▶ _STATED EXERCISE_:
Copy every line, leaving nothing out and adding nothing.

▶ _TASK INPUTS_:

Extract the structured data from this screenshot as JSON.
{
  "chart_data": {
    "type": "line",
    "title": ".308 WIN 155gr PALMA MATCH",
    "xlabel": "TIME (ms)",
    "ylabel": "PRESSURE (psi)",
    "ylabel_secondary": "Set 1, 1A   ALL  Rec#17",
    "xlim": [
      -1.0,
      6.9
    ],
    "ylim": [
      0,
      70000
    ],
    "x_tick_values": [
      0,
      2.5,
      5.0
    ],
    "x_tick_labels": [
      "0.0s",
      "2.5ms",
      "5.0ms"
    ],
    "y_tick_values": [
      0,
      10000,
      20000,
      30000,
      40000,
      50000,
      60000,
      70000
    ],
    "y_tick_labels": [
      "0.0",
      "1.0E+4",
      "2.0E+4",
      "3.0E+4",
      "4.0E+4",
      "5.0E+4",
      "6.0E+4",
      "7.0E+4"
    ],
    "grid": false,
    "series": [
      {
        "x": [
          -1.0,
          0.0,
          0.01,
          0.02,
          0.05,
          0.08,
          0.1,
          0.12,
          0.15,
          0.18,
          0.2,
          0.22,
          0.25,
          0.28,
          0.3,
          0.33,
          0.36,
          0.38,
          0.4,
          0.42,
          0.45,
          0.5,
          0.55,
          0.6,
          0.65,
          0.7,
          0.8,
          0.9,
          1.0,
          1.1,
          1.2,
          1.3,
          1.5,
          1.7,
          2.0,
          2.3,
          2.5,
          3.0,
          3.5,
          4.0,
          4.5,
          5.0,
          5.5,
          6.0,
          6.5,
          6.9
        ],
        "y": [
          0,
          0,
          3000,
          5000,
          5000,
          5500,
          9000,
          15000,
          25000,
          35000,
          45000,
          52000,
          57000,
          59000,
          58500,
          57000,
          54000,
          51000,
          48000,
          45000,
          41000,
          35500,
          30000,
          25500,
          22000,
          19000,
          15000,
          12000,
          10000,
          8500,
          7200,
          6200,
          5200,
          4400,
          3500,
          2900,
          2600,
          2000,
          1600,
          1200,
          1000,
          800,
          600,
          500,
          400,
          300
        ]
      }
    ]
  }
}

▶ _TASK SOLUTION_:
Extract the structured data from this screenshot as JSON.
{
  "chart_data": {
    "type": "line",
    "title": ".308 WIN 155gr PALMA MATCH",
    "xlabel": "TIME (ms)",
    "ylabel": "PRESSURE (psi)",
    "ylabel_secondary": "Set 1, 1A   ALL  Rec#17",
    "xlim": [
      -1.0,
      6.9
    ],
    "ylim": [
      0,
      70000
    ],
    "x_tick_values": [
      0,
      2.5,
      5.0
    ],
    "x_tick_labels": [
      "0.0s",
      "2.5ms",
      "5.0ms"
    ],
    "y_tick_values": [
      0,
      10000,
      20000,
      30000,
      40000,
      50000,
      60000,
      70000
    ],
    "y_tick_labels": [
      "0.0",
      "1.0E+4",
      "2.0E+4",
      "3.0E+4",
      "4.0E+4",
      "5.0E+4",
      "6.0E+4",
      "7.0E+4"
    ],
    "grid": false,
    "series": [
      {
        "x": [
          -1.0,
          0.0,
          0.01,
          0.02,
          0.05,
          0.08,
          0.1,
          0.12,
          0.15,
          0.18,
          0.2,
          0.22,
          0.25,
          0.28,
          0.3,
          0.33,
          0.36,
          0.38,
          0.4,
          0.42,
          0.45,
          0.5,
          0.55,
          0.6,
          0.65,
          0.7,
          0.8,
          0.9,
          1.0,
          1.1,
          1.2,
          1.3,
          1.5,
          1.7,
          2.0,
          2.3,
          2.5,
          3.0,
          3.5,
          4.0,
          4.5,
          5.0,
          5.5,
          6.0,
          6.5,
          6.9
        ],
        "y": [
          0,
          0,
          3000,
          5000,
          5000,
          5500,
          9000,
          15000,
          25000,
          35000,
          45000,
          52000,
          57000,
          59000,
          58500,
          57000,
          54000,
          51000,
          48000,
          45000,
          41000,
          35500,
          30000,
          25500,
          22000,
          19000,
          15000,
          12000,
          10000,
          8500,
          7200,
          6200,
          5200,
          4400,
          3500,
          2900,
          2600,
          2000,
          1600,
          1200,
          1000,
          800,
          600,
          500,
          400,
          300
        ]
      }
    ]
  }
}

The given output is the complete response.